### GOAL OF THE EXERCISE
Copy out the records word for word, from their first line through the line that contains "286, 58, 296]".

### RECORDS FOR THE EXERCISE
-.-.-
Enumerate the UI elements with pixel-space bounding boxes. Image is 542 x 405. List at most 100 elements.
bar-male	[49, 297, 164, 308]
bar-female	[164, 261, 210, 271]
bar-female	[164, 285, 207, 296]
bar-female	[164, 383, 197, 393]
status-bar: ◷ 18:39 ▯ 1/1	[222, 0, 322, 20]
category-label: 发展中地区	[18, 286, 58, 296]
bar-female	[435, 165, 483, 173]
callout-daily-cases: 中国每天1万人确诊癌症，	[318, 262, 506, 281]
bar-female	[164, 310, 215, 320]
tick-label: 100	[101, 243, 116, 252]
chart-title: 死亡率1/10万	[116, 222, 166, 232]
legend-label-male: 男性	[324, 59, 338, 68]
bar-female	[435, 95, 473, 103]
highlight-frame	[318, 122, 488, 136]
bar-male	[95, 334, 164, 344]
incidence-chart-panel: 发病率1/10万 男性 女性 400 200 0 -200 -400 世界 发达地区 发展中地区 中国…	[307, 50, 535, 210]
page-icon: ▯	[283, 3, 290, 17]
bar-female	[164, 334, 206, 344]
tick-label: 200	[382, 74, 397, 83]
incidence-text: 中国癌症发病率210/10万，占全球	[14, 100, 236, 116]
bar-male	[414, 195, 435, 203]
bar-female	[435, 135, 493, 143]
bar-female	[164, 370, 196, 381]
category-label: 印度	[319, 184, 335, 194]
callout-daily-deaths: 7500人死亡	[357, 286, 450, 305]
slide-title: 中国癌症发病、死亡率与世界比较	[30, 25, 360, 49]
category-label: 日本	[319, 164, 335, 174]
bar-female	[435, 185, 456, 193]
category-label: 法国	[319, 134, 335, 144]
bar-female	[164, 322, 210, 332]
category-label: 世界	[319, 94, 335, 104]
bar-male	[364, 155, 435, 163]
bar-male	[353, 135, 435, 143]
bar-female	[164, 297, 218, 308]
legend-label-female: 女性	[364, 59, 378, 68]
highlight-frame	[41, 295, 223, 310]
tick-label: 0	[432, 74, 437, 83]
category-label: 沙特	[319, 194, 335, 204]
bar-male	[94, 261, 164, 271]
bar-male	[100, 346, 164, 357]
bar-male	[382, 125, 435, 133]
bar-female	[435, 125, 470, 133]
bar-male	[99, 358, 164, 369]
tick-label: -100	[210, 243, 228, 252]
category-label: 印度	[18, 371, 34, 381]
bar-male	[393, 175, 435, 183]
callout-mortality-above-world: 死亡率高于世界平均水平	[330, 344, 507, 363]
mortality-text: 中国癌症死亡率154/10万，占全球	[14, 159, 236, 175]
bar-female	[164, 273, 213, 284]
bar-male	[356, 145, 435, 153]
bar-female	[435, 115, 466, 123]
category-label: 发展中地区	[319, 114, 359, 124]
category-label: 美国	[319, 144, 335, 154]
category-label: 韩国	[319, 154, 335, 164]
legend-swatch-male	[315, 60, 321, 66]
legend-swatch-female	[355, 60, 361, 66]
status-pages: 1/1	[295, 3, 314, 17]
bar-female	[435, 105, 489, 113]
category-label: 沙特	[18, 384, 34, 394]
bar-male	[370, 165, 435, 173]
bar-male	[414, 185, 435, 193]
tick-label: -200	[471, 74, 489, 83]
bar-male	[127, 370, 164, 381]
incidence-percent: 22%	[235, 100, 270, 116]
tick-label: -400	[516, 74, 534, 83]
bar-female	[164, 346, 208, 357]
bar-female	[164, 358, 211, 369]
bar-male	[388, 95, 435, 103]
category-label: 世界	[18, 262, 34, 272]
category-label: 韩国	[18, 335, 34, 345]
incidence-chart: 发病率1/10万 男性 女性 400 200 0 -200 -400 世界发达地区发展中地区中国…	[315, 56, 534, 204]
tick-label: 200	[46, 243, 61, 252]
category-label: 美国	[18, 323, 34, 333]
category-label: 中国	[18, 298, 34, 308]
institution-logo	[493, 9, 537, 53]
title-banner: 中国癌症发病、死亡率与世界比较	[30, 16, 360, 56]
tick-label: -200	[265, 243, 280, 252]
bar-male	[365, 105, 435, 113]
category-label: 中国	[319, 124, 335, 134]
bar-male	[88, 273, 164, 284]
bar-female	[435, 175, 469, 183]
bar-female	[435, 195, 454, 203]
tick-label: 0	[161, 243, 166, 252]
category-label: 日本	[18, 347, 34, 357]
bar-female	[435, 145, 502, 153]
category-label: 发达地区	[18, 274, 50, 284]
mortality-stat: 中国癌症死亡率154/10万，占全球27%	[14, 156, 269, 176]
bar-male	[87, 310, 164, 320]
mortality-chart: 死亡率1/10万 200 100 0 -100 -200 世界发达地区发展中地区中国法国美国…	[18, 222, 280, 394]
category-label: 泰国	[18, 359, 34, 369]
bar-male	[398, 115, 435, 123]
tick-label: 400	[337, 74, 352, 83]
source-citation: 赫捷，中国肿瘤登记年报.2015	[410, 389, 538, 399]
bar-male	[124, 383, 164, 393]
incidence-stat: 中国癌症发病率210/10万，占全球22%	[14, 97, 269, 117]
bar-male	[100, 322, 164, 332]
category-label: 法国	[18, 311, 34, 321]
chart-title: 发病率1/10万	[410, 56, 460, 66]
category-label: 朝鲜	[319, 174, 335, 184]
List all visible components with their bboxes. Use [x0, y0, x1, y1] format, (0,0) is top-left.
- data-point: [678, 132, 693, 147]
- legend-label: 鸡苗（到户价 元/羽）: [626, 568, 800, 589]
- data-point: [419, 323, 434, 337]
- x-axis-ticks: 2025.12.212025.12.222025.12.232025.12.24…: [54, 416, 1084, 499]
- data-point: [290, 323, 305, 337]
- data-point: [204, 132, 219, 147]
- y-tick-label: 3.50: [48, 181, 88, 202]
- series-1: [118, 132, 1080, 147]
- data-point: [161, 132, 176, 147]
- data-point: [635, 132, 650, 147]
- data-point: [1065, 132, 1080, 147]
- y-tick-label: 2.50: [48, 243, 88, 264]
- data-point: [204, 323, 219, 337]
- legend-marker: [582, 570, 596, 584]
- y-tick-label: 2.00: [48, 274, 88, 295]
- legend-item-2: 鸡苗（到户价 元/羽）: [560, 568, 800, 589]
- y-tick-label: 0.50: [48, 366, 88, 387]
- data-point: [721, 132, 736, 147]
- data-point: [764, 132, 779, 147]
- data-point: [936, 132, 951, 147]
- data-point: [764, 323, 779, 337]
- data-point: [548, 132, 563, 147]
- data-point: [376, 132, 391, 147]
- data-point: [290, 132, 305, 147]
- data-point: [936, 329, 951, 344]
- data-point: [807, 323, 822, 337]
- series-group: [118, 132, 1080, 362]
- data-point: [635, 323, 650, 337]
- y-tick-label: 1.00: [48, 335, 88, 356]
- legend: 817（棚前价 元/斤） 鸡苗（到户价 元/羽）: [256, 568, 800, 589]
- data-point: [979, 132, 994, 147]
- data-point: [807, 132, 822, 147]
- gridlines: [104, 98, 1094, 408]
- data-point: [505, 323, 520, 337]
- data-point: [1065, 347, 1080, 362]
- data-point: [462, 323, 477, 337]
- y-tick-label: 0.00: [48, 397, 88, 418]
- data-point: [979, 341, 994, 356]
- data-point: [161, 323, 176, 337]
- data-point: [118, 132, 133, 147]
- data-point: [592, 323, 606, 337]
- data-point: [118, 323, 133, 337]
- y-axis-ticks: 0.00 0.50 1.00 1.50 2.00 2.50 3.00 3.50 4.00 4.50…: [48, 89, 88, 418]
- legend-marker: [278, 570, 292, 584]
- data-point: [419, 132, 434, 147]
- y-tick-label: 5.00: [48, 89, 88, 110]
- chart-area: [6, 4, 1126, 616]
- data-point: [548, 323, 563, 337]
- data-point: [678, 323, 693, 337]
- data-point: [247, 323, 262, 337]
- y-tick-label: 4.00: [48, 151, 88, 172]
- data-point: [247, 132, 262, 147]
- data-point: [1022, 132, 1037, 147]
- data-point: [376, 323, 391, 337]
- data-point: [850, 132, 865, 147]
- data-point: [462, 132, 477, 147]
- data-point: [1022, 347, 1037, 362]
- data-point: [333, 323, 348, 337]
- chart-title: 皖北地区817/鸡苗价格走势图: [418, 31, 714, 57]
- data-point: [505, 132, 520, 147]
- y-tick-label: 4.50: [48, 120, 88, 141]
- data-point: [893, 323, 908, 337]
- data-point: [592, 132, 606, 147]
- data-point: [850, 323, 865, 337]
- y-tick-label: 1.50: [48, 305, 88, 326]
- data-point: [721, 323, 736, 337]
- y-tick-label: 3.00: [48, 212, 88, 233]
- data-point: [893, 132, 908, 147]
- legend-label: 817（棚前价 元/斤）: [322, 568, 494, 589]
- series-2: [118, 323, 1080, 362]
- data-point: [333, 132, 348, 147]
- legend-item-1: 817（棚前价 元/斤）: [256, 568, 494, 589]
-.-.-
### SOLVED EXERCISE
Enumerate the UI elements with pixel-space bounding boxes. Image is 542 x 405. List at most 100 elements.
bar-male	[49, 297, 164, 308]
bar-female	[164, 261, 210, 271]
bar-female	[164, 285, 207, 296]
bar-female	[164, 383, 197, 393]
status-bar: ◷ 18:39 ▯ 1/1	[222, 0, 322, 20]
category-label: 发展中地区	[18, 286, 58, 296]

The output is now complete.